■ **EXERCISE DIRECTIONS**:
Which lines contain the word "nMigrant"? Return each of them as written.

■ **EXERCISE INPUTS**:
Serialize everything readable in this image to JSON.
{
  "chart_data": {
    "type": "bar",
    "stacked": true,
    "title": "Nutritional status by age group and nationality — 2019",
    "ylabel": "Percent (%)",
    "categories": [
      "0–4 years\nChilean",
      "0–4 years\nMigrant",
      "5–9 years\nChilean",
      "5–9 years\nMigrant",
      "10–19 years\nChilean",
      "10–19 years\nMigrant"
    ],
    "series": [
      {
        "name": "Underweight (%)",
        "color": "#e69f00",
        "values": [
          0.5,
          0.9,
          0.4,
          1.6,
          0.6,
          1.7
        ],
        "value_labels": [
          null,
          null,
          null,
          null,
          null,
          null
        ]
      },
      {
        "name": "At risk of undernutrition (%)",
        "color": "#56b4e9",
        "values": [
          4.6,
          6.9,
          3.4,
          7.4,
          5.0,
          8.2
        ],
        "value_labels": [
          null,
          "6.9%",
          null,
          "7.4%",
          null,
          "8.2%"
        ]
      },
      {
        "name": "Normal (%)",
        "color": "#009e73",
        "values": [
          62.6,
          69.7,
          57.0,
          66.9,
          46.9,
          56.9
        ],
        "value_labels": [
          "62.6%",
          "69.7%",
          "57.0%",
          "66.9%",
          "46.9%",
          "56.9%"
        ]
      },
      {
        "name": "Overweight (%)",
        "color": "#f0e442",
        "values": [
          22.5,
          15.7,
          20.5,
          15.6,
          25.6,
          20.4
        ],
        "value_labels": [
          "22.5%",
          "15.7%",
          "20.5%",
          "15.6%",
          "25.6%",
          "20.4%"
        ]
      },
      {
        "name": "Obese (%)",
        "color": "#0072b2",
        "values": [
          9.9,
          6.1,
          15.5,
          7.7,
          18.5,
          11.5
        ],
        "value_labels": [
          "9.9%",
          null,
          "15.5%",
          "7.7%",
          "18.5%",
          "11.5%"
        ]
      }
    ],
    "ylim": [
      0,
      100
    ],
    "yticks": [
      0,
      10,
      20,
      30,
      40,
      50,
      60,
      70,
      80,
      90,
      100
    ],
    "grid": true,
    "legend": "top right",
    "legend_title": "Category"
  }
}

■ **RESULT OF THE EXERCISE**:
      "0–4 years\nMigrant",
      "5–9 years\nMigrant",
      "10–19 years\nMigrant"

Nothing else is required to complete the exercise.